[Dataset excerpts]
##############################
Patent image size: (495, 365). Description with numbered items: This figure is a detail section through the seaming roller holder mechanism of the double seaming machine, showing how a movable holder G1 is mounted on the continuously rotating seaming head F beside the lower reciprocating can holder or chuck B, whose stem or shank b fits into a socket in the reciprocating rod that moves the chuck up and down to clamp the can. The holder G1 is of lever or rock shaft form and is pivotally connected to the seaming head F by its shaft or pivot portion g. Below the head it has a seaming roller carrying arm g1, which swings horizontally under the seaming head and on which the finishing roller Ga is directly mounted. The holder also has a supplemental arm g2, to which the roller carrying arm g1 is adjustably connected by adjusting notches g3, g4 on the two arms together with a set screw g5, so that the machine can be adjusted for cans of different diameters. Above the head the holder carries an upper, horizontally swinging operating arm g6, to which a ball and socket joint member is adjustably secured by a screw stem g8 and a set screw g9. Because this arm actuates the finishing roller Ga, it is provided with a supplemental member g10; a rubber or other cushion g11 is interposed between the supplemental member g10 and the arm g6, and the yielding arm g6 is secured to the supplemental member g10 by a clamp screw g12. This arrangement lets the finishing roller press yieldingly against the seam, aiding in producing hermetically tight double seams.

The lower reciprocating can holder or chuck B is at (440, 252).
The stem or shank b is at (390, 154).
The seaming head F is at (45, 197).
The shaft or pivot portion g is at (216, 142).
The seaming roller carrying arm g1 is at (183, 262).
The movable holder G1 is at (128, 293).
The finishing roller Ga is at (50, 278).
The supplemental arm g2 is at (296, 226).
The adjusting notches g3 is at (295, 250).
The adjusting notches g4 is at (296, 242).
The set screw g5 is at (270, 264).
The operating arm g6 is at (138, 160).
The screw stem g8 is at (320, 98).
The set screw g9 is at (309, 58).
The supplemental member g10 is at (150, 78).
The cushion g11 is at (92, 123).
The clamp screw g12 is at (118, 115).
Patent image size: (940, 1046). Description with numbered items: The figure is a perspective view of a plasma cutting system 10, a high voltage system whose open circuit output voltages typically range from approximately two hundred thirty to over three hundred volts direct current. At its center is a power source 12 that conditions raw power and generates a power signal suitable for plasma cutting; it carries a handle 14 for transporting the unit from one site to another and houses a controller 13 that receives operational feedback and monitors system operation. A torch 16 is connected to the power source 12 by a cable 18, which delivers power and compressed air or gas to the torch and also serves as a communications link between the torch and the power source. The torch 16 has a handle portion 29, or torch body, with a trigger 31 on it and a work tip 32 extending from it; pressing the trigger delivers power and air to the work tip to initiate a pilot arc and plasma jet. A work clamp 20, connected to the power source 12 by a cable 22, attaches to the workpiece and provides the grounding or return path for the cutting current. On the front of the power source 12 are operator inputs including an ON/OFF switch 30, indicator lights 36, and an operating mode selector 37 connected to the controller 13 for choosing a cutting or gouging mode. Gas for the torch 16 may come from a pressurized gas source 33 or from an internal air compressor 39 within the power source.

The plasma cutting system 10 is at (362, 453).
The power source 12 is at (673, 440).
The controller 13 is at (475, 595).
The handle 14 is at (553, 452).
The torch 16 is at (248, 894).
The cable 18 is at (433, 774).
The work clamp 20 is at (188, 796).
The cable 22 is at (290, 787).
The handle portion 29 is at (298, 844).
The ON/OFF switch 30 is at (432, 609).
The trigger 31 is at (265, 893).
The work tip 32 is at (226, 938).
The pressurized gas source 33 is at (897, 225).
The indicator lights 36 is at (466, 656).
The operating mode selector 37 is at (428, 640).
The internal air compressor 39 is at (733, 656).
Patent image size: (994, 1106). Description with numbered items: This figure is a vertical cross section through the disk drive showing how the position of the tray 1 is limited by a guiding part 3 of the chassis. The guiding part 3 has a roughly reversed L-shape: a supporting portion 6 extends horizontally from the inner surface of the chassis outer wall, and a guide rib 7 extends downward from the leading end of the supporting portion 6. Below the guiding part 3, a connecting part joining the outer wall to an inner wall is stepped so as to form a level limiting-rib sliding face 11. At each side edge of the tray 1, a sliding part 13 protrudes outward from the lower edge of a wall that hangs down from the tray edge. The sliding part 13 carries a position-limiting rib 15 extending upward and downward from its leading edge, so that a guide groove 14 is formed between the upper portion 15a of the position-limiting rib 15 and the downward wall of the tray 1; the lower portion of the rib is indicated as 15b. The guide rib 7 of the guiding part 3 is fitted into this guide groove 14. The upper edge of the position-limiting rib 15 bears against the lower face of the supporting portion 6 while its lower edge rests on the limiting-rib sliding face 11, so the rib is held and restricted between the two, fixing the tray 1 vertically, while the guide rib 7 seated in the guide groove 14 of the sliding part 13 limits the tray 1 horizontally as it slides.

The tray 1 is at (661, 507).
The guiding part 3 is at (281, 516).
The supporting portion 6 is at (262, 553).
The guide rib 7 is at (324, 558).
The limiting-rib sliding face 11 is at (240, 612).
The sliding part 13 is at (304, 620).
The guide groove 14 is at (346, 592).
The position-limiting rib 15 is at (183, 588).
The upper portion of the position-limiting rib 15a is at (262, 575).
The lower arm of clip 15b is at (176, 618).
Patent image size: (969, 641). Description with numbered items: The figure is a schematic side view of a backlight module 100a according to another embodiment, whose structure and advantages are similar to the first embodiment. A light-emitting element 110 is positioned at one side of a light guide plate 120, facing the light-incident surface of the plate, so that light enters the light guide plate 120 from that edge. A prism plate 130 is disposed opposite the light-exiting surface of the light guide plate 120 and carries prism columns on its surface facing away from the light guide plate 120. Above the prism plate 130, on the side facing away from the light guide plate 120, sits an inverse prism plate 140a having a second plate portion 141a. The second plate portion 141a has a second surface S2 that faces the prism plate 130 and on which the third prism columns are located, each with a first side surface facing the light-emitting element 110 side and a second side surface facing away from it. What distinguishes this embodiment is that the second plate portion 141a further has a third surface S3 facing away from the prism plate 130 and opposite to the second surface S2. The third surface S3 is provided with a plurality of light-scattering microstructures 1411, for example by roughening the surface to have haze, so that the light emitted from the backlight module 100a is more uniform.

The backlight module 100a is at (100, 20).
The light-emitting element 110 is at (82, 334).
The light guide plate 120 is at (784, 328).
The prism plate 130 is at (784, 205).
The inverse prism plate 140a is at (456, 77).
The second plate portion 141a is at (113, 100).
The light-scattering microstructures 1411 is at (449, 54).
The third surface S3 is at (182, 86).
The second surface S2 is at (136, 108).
##############################
#### Direction
Reproduce every row above verbatim, keeping each line unchanged and in its original order.

#### Task solution
Patent image size: (495, 365). Description with numbered items: This figure is a detail section through the seaming roller holder mechanism of the double seaming machine, showing how a movable holder G1 is mounted on the continuously rotating seaming head F beside the lower reciprocating can holder or chuck B, whose stem or shank b fits into a socket in the reciprocating rod that moves the chuck up and down to clamp the can. The holder G1 is of lever or rock shaft form and is pivotally connected to the seaming head F by its shaft or pivot portion g. Below the head it has a seaming roller carrying arm g1, which swings horizontally under the seaming head and on which the finishing roller Ga is directly mounted. The holder also has a supplemental arm g2, to which the roller carrying arm g1 is adjustably connected by adjusting notches g3, g4 on the two arms together with a set screw g5, so that the machine can be adjusted for cans of different diameters. Above the head the holder carries an upper, horizontally swinging operating arm g6, to which a ball and socket joint member is adjustably secured by a screw stem g8 and a set screw g9. Because this arm actuates the finishing roller Ga, it is provided with a supplemental member g10; a rubber or other cushion g11 is interposed between the supplemental member g10 and the arm g6, and the yielding arm g6 is secured to the supplemental member g10 by a clamp screw g12. This arrangement lets the finishing roller press yieldingly against the seam, aiding in producing hermetically tight double seams.

The lower reciprocating can holder or chuck B is at (440, 252).
The stem or shank b is at (390, 154).
The seaming head F is at (45, 197).
The shaft or pivot portion g is at (216, 142).
The seaming roller carrying arm g1 is at (183, 262).
The movable holder G1 is at (128, 293).
The finishing roller Ga is at (50, 278).
The supplemental arm g2 is at (296, 226).
The adjusting notches g3 is at (295, 250).
The adjusting notches g4 is at (296, 242).
The set screw g5 is at (270, 264).
The operating arm g6 is at (138, 160).
The screw stem g8 is at (320, 98).
The set screw g9 is at (309, 58).
The supplemental member g10 is at (150, 78).
The cushion g11 is at (92, 123).
The clamp screw g12 is at (118, 115).
Patent image size: (940, 1046). Description with numbered items: The figure is a perspective view of a plasma cutting system 10, a high voltage system whose open circuit output voltages typically range from approximately two hundred thirty to over three hundred volts direct current. At its center is a power source 12 that conditions raw power and generates a power signal suitable for plasma cutting; it carries a handle 14 for transporting the unit from one site to another and houses a controller 13 that receives operational feedback and monitors system operation. A torch 16 is connected to the power source 12 by a cable 18, which delivers power and compressed air or gas to the torch and also serves as a communications link between the torch and the power source. The torch 16 has a handle portion 29, or torch body, with a trigger 31 on it and a work tip 32 extending from it; pressing the trigger delivers power and air to the work tip to initiate a pilot arc and plasma jet. A work clamp 20, connected to the power source 12 by a cable 22, attaches to the workpiece and provides the grounding or return path for the cutting current. On the front of the power source 12 are operator inputs including an ON/OFF switch 30, indicator lights 36, and an operating mode selector 37 connected to the controller 13 for choosing a cutting or gouging mode. Gas for the torch 16 may come from a pressurized gas source 33 or from an internal air compressor 39 within the power source.

The plasma cutting system 10 is at (362, 453).
The power source 12 is at (673, 440).
The controller 13 is at (475, 595).
The handle 14 is at (553, 452).
The torch 16 is at (248, 894).
The cable 18 is at (433, 774).
The work clamp 20 is at (188, 796).
The cable 22 is at (290, 787).
The handle portion 29 is at (298, 844).
The ON/OFF switch 30 is at (432, 609).
The trigger 31 is at (265, 893).
The work tip 32 is at (226, 938).
The pressurized gas source 33 is at (897, 225).
The indicator lights 36 is at (466, 656).
The operating mode selector 37 is at (428, 640).
The internal air compressor 39 is at (733, 656).
Patent image size: (994, 1106). Description with numbered items: This figure is a vertical cross section through the disk drive showing how the position of the tray 1 is limited by a guiding part 3 of the chassis. The guiding part 3 has a roughly reversed L-shape: a supporting portion 6 extends horizontally from the inner surface of the chassis outer wall, and a guide rib 7 extends downward from the leading end of the supporting portion 6. Below the guiding part 3, a connecting part joining the outer wall to an inner wall is stepped so as to form a level limiting-rib sliding face 11. At each side edge of the tray 1, a sliding part 13 protrudes outward from the lower edge of a wall that hangs down from the tray edge. The sliding part 13 carries a position-limiting rib 15 extending upward and downward from its leading edge, so that a guide groove 14 is formed between the upper portion 15a of the position-limiting rib 15 and the downward wall of the tray 1; the lower portion of the rib is indicated as 15b. The guide rib 7 of the guiding part 3 is fitted into this guide groove 14. The upper edge of the position-limiting rib 15 bears against the lower face of the supporting portion 6 while its lower edge rests on the limiting-rib sliding face 11, so the rib is held and restricted between the two, fixing the tray 1 vertically, while the guide rib 7 seated in the guide groove 14 of the sliding part 13 limits the tray 1 horizontally as it slides.

The tray 1 is at (661, 507).
The guiding part 3 is at (281, 516).
The supporting portion 6 is at (262, 553).
The guide rib 7 is at (324, 558).
The limiting-rib sliding face 11 is at (240, 612).
The sliding part 13 is at (304, 620).
The guide groove 14 is at (346, 592).
The position-limiting rib 15 is at (183, 588).
The upper portion of the position-limiting rib 15a is at (262, 575).
The lower arm of clip 15b is at (176, 618).
Patent image size: (969, 641). Description with numbered items: The figure is a schematic side view of a backlight module 100a according to another embodiment, whose structure and advantages are similar to the first embodiment. A light-emitting element 110 is positioned at one side of a light guide plate 120, facing the light-incident surface of the plate, so that light enters the light guide plate 120 from that edge. A prism plate 130 is disposed opposite the light-exiting surface of the light guide plate 120 and carries prism columns on its surface facing away from the light guide plate 120. Above the prism plate 130, on the side facing away from the light guide plate 120, sits an inverse prism plate 140a having a second plate portion 141a. The second plate portion 141a has a second surface S2 that faces the prism plate 130 and on which the third prism columns are located, each with a first side surface facing the light-emitting element 110 side and a second side surface facing away from it. What distinguishes this embodiment is that the second plate portion 141a further has a third surface S3 facing away from the prism plate 130 and opposite to the second surface S2. The third surface S3 is provided with a plurality of light-scattering microstructures 1411, for example by roughening the surface to have haze, so that the light emitted from the backlight module 100a is more uniform.

The backlight module 100a is at (100, 20).
The light-emitting element 110 is at (82, 334).
The light guide plate 120 is at (784, 328).
The prism plate 130 is at (784, 205).
The inverse prism plate 140a is at (456, 77).
The second plate portion 141a is at (113, 100).
The light-scattering microstructures 1411 is at (449, 54).
The third surface S3 is at (182, 86).
The second surface S2 is at (136, 108).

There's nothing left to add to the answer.